## BEGIN
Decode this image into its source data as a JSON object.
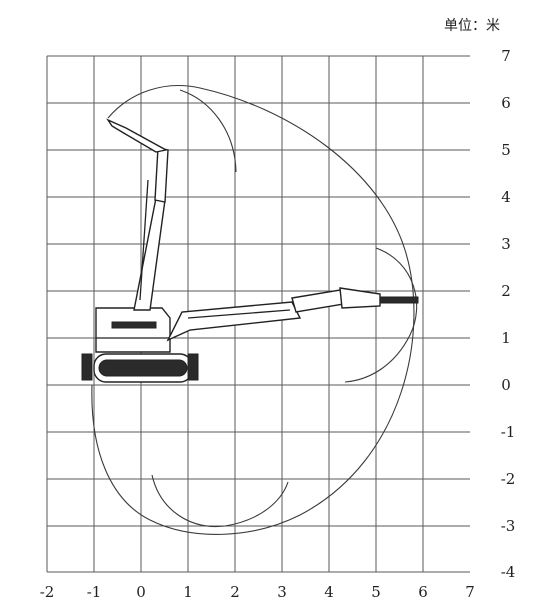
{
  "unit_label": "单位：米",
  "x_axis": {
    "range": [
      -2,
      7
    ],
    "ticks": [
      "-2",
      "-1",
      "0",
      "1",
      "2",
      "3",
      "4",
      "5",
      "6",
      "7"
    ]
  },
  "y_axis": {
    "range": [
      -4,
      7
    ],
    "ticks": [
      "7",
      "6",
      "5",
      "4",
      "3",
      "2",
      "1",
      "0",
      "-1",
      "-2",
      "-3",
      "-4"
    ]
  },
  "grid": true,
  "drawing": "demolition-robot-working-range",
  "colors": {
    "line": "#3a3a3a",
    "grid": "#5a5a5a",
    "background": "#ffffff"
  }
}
## END
Quote each line of the listing exactly, but leave the pictures out.

Decode this image into its source data as a JSON object.
{
  "unit_label": "单位：米",
  "x_axis": {
    "range": [
      -2,
      7
    ],
    "ticks": [
      "-2",
      "-1",
      "0",
      "1",
      "2",
      "3",
      "4",
      "5",
      "6",
      "7"
    ]
  },
  "y_axis": {
    "range": [
      -4,
      7
    ],
    "ticks": [
      "7",
      "6",
      "5",
      "4",
      "3",
      "2",
      "1",
      "0",
      "-1",
      "-2",
      "-3",
      "-4"
    ]
  },
  "grid": true,
  "drawing": "demolition-robot-working-range",
  "colors": {
    "line": "#3a3a3a",
    "grid": "#5a5a5a",
    "background": "#ffffff"
  }
}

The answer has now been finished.